◆ DIRECTIVE ◆
Reproduce the records below exactly, leaving out any pictures.

◆ EXTRACTED DATA ◆
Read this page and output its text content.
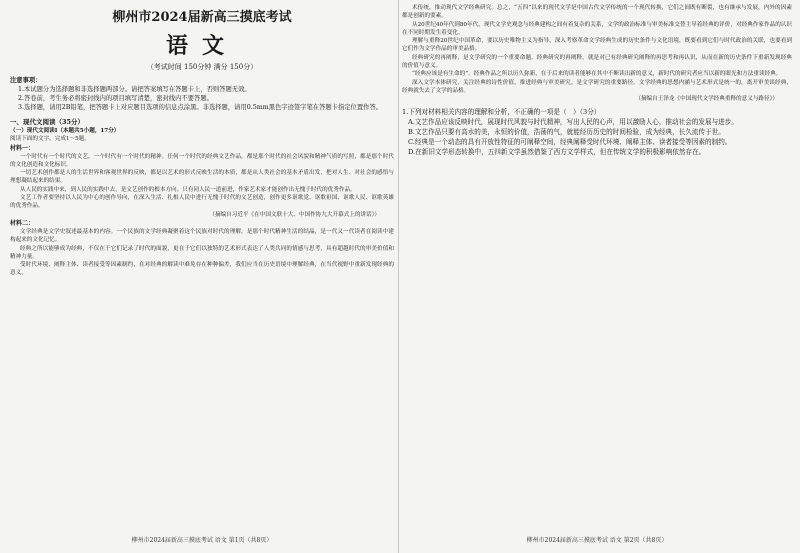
柳州市2024届新高三摸底考试
语文
（考试时间 150分钟 满分 150分）
注意事项：
1.本试题分为选择题和非选择题两部分。请把答案填写在答题卡上，否则答题无效。
2.答卷前，考生务必将密封线内的项目填写清楚，密封线内不要答题。
3.选择题，请用2B铅笔，把答题卡上对应题目选项的信息点涂黑。非选择题，请用0.5mm黑色字迹签字笔在答题卡指定位置作答。
一、现代文阅读（35分）
（一）现代文阅读Ⅰ（本题共5小题，17分）
阅读下面的文字，完成1～5题。
材料一：
一个时代有一个时代的文艺，一个时代有一个时代的精神。任何一个时代的经典文艺作品，都是那个时代的社会风貌和精神气质的写照，都是那个时代的文化创造和文化标识。
一切艺术创作都是人的生活世界和客观世界的反映，都是以艺术的形式反映生活的本质，都是从人类社会的基本矛盾出发，把对人生、对社会的感悟与理想凝结起来的结果。
从人民的实践中来，到人民的实践中去，是文艺创作的根本方向。只有同人民一道前进，作家艺术家才能创作出无愧于时代的优秀作品。
文艺工作者要坚持以人民为中心的创作导向，在深入生活、扎根人民中进行无愧于时代的文艺创造，创作更多讴歌党、讴歌祖国、讴歌人民、讴歌英雄的优秀作品。
（摘编自习近平《在中国文联十大、中国作协九大开幕式上的讲话》）
材料二：
文学经典是文学史叙述最基本的内容。一个民族的文学经典凝聚着这个民族对时代的理解，是那个时代精神生活的结晶，是一代又一代读者在阅读中建构起来的文化记忆。
经典之所以能够成为经典，不仅在于它们记录了时代的面貌，更在于它们以独特的艺术形式表达了人类共同的情感与思考，具有超越时代的审美价值和精神力量。
受时代环境、阐释主体、读者接受等因素制约，在对经典的解读中难免存在种种偏差，我们应当在历史语境中理解经典，在当代视野中重新发现经典的意义。
柳州市2024届新高三摸底考试 语文 第1页（共8页）
术传统，推动现代文学经典研究。总之，“五四”以来的现代文学是中国古代文学传统的一个现代转换，它们之间既有断裂，也有继承与发展，内外的因素都是创新的要素。
从20世纪40年代到80年代，现代文学史观念与经典建构之间有着复杂的关系，文学的政治标准与审美标准交替主导着经典的评价，对经典作家作品的认识在不同时期发生着变化。
理解与重释20世纪中国革命，要以历史唯物主义为指导，深入考察革命文学经典生成的历史条件与文化语境，既要看到它们与时代政治的关联，也要看到它们作为文学作品的审美品格。
经典研究的再阐释，是文学研究的一个重要命题。经典研究的再阐释，就是对已有经典研究阐释的再思考和再认识，从而在新的历史条件下重新发现经典的价值与意义。
“经典应该是有生命的”。经典作品之所以历久弥新，在于后来的读者能够在其中不断读出新的意义，新时代的研究者应当以新的眼光和方法重读经典。
深入文学本体研究，关注经典的诗性价值，推进经典与审美研究。是文学研究的重要路径。文学经典的思想内涵与艺术形式是统一的，离开审美谈经典，经典就失去了文学的品格。
（摘编自王泽龙《中国现代文学经典重释的意义与路径》）
1.下列对材料相关内容的理解和分析，不正确的一项是（　）（3分）
A.文艺作品应该反映时代，展现时代风貌与时代精神，写出人民的心声，用以激励人心，推动社会的发展与进步。
B.文艺作品只要有高水的美，永恒的价值，浩荡的气，就能经历历史的时间检验，成为经典，长久流传于世。
C.经典是一个动态的具有开放性特征的可阐释空间，经典阐释受时代环境、阐释主体、读者接受等因素的制约。
D.在新旧文学形态转换中，五四新文学虽然借鉴了西方文学样式，但在传统文学的积极影响依然存在。
柳州市2024届新高三摸底考试 语文 第2页（共8页）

◆ FINAL ANSWER ◆
Read this page and output its text content.
柳州市2024届新高三摸底考试
语文
（考试时间 150分钟 满分 150分）
注意事项：
1.本试题分为选择题和非选择题两部分。请把答案填写在答题卡上，否则答题无效。
2.答卷前，考生务必将密封线内的项目填写清楚，密封线内不要答题。
3.选择题，请用2B铅笔，把答题卡上对应题目选项的信息点涂黑。非选择题，请用0.5mm黑色字迹签字笔在答题卡指定位置作答。
一、现代文阅读（35分）
（一）现代文阅读Ⅰ（本题共5小题，17分）
阅读下面的文字，完成1～5题。
材料一：
一个时代有一个时代的文艺，一个时代有一个时代的精神。任何一个时代的经典文艺作品，都是那个时代的社会风貌和精神气质的写照，都是那个时代的文化创造和文化标识。
一切艺术创作都是人的生活世界和客观世界的反映，都是以艺术的形式反映生活的本质，都是从人类社会的基本矛盾出发，把对人生、对社会的感悟与理想凝结起来的结果。
从人民的实践中来，到人民的实践中去，是文艺创作的根本方向。只有同人民一道前进，作家艺术家才能创作出无愧于时代的优秀作品。
文艺工作者要坚持以人民为中心的创作导向，在深入生活、扎根人民中进行无愧于时代的文艺创造，创作更多讴歌党、讴歌祖国、讴歌人民、讴歌英雄的优秀作品。
（摘编自习近平《在中国文联十大、中国作协九大开幕式上的讲话》）
材料二：
文学经典是文学史叙述最基本的内容。一个民族的文学经典凝聚着这个民族对时代的理解，是那个时代精神生活的结晶，是一代又一代读者在阅读中建构起来的文化记忆。
经典之所以能够成为经典，不仅在于它们记录了时代的面貌，更在于它们以独特的艺术形式表达了人类共同的情感与思考，具有超越时代的审美价值和精神力量。
受时代环境、阐释主体、读者接受等因素制约，在对经典的解读中难免存在种种偏差，我们应当在历史语境中理解经典，在当代视野中重新发现经典的意义。
柳州市2024届新高三摸底考试 语文 第1页（共8页）
术传统，推动现代文学经典研究。总之，“五四”以来的现代文学是中国古代文学传统的一个现代转换，它们之间既有断裂，也有继承与发展，内外的因素都是创新的要素。
从20世纪40年代到80年代，现代文学史观念与经典建构之间有着复杂的关系，文学的政治标准与审美标准交替主导着经典的评价，对经典作家作品的认识在不同时期发生着变化。
理解与重释20世纪中国革命，要以历史唯物主义为指导，深入考察革命文学经典生成的历史条件与文化语境，既要看到它们与时代政治的关联，也要看到它们作为文学作品的审美品格。
经典研究的再阐释，是文学研究的一个重要命题。经典研究的再阐释，就是对已有经典研究阐释的再思考和再认识，从而在新的历史条件下重新发现经典的价值与意义。
“经典应该是有生命的”。经典作品之所以历久弥新，在于后来的读者能够在其中不断读出新的意义，新时代的研究者应当以新的眼光和方法重读经典。
深入文学本体研究，关注经典的诗性价值，推进经典与审美研究。是文学研究的重要路径。文学经典的思想内涵与艺术形式是统一的，离开审美谈经典，经典就失去了文学的品格。
（摘编自王泽龙《中国现代文学经典重释的意义与路径》）
1.下列对材料相关内容的理解和分析，不正确的一项是（　）（3分）
A.文艺作品应该反映时代，展现时代风貌与时代精神，写出人民的心声，用以激励人心，推动社会的发展与进步。
B.文艺作品只要有高水的美，永恒的价值，浩荡的气，就能经历历史的时间检验，成为经典，长久流传于世。
C.经典是一个动态的具有开放性特征的可阐释空间，经典阐释受时代环境、阐释主体、读者接受等因素的制约。
D.在新旧文学形态转换中，五四新文学虽然借鉴了西方文学样式，但在传统文学的积极影响依然存在。
柳州市2024届新高三摸底考试 语文 第2页（共8页）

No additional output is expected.